[BEGIN Supplied data]

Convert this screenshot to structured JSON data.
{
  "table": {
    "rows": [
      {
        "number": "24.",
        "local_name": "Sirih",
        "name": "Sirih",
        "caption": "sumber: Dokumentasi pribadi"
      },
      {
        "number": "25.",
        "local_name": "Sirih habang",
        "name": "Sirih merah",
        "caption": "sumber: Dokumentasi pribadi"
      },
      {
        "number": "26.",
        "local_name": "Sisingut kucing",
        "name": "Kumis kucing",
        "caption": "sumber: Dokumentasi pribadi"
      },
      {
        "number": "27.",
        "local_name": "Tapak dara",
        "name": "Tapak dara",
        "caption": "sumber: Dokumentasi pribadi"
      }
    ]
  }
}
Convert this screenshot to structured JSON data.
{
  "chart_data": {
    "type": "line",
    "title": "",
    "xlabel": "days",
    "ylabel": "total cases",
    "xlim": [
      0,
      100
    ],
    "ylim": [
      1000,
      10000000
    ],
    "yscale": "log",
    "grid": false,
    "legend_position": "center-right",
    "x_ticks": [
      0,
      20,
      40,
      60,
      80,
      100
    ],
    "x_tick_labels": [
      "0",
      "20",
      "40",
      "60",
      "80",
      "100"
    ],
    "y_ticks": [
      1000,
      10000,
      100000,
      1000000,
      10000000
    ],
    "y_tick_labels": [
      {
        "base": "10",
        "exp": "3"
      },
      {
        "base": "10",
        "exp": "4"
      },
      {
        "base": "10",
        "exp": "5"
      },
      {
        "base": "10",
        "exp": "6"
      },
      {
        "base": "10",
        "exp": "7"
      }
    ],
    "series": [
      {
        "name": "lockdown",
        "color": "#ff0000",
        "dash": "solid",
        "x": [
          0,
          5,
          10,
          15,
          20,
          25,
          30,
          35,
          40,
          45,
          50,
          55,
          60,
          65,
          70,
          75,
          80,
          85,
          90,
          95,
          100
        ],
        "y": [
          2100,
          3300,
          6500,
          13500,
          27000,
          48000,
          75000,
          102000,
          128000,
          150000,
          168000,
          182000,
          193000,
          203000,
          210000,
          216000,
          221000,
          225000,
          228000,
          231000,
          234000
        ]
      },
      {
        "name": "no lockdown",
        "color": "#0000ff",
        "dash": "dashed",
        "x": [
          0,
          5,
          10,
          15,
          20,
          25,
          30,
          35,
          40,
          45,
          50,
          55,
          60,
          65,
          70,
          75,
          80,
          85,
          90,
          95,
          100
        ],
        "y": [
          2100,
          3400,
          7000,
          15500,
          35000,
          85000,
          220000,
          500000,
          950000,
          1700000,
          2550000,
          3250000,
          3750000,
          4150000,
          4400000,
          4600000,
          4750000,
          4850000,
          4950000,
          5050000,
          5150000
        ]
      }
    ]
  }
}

[END Supplied data]

## Written instruction
The records above should be duplicated in full, exactly as given.

## Answer to this task
Convert this screenshot to structured JSON data.
{
  "table": {
    "rows": [
      {
        "number": "24.",
        "local_name": "Sirih",
        "name": "Sirih",
        "caption": "sumber: Dokumentasi pribadi"
      },
      {
        "number": "25.",
        "local_name": "Sirih habang",
        "name": "Sirih merah",
        "caption": "sumber: Dokumentasi pribadi"
      },
      {
        "number": "26.",
        "local_name": "Sisingut kucing",
        "name": "Kumis kucing",
        "caption": "sumber: Dokumentasi pribadi"
      },
      {
        "number": "27.",
        "local_name": "Tapak dara",
        "name": "Tapak dara",
        "caption": "sumber: Dokumentasi pribadi"
      }
    ]
  }
}
Convert this screenshot to structured JSON data.
{
  "chart_data": {
    "type": "line",
    "title": "",
    "xlabel": "days",
    "ylabel": "total cases",
    "xlim": [
      0,
      100
    ],
    "ylim": [
      1000,
      10000000
    ],
    "yscale": "log",
    "grid": false,
    "legend_position": "center-right",
    "x_ticks": [
      0,
      20,
      40,
      60,
      80,
      100
    ],
    "x_tick_labels": [
      "0",
      "20",
      "40",
      "60",
      "80",
      "100"
    ],
    "y_ticks": [
      1000,
      10000,
      100000,
      1000000,
      10000000
    ],
    "y_tick_labels": [
      {
        "base": "10",
        "exp": "3"
      },
      {
        "base": "10",
        "exp": "4"
      },
      {
        "base": "10",
        "exp": "5"
      },
      {
        "base": "10",
        "exp": "6"
      },
      {
        "base": "10",
        "exp": "7"
      }
    ],
    "series": [
      {
        "name": "lockdown",
        "color": "#ff0000",
        "dash": "solid",
        "x": [
          0,
          5,
          10,
          15,
          20,
          25,
          30,
          35,
          40,
          45,
          50,
          55,
          60,
          65,
          70,
          75,
          80,
          85,
          90,
          95,
          100
        ],
        "y": [
          2100,
          3300,
          6500,
          13500,
          27000,
          48000,
          75000,
          102000,
          128000,
          150000,
          168000,
          182000,
          193000,
          203000,
          210000,
          216000,
          221000,
          225000,
          228000,
          231000,
          234000
        ]
      },
      {
        "name": "no lockdown",
        "color": "#0000ff",
        "dash": "dashed",
        "x": [
          0,
          5,
          10,
          15,
          20,
          25,
          30,
          35,
          40,
          45,
          50,
          55,
          60,
          65,
          70,
          75,
          80,
          85,
          90,
          95,
          100
        ],
        "y": [
          2100,
          3400,
          7000,
          15500,
          35000,
          85000,
          220000,
          500000,
          950000,
          1700000,
          2550000,
          3250000,
          3750000,
          4150000,
          4400000,
          4600000,
          4750000,
          4850000,
          4950000,
          5050000,
          5150000
        ]
      }
    ]
  }
}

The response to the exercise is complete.